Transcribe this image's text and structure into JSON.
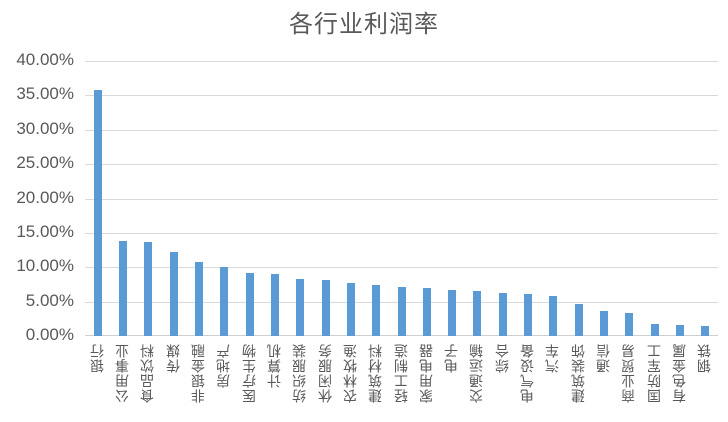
{
  "chart_data": {
    "type": "bar",
    "title": "各行业利润率",
    "xlabel": "",
    "ylabel": "",
    "ylim": [
      0,
      0.4
    ],
    "grid": true,
    "legend": null,
    "yticks": [
      "0.00%",
      "5.00%",
      "10.00%",
      "15.00%",
      "20.00%",
      "25.00%",
      "30.00%",
      "35.00%",
      "40.00%"
    ],
    "categories": [
      "银行",
      "公用事业",
      "食品饮料",
      "传媒",
      "非银金融",
      "房地产",
      "医疗生物",
      "计算机",
      "纺织服装",
      "休闲服务",
      "农林牧渔",
      "建筑材料",
      "轻工制造",
      "家用电器",
      "电子",
      "交通运输",
      "综合",
      "电气设备",
      "汽车",
      "建筑装饰",
      "通信",
      "商业贸易",
      "国防军工",
      "有色金属",
      "钢铁"
    ],
    "values": [
      0.358,
      0.138,
      0.137,
      0.122,
      0.107,
      0.1,
      0.091,
      0.09,
      0.083,
      0.082,
      0.077,
      0.074,
      0.071,
      0.07,
      0.067,
      0.066,
      0.063,
      0.061,
      0.058,
      0.046,
      0.037,
      0.033,
      0.018,
      0.016,
      0.015
    ],
    "bar_color": "#5b9bd5"
  }
}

::::::::::

* Your objective: Write out each entry exactly as given, but skip the pictures.

* Full output:
Transcribe this image's text and structure into JSON.
{
  "chart_data": {
    "type": "bar",
    "title": "各行业利润率",
    "xlabel": "",
    "ylabel": "",
    "ylim": [
      0,
      0.4
    ],
    "grid": true,
    "legend": null,
    "yticks": [
      "0.00%",
      "5.00%",
      "10.00%",
      "15.00%",
      "20.00%",
      "25.00%",
      "30.00%",
      "35.00%",
      "40.00%"
    ],
    "categories": [
      "银行",
      "公用事业",
      "食品饮料",
      "传媒",
      "非银金融",
      "房地产",
      "医疗生物",
      "计算机",
      "纺织服装",
      "休闲服务",
      "农林牧渔",
      "建筑材料",
      "轻工制造",
      "家用电器",
      "电子",
      "交通运输",
      "综合",
      "电气设备",
      "汽车",
      "建筑装饰",
      "通信",
      "商业贸易",
      "国防军工",
      "有色金属",
      "钢铁"
    ],
    "values": [
      0.358,
      0.138,
      0.137,
      0.122,
      0.107,
      0.1,
      0.091,
      0.09,
      0.083,
      0.082,
      0.077,
      0.074,
      0.071,
      0.07,
      0.067,
      0.066,
      0.063,
      0.061,
      0.058,
      0.046,
      0.037,
      0.033,
      0.018,
      0.016,
      0.015
    ],
    "bar_color": "#5b9bd5"
  }
}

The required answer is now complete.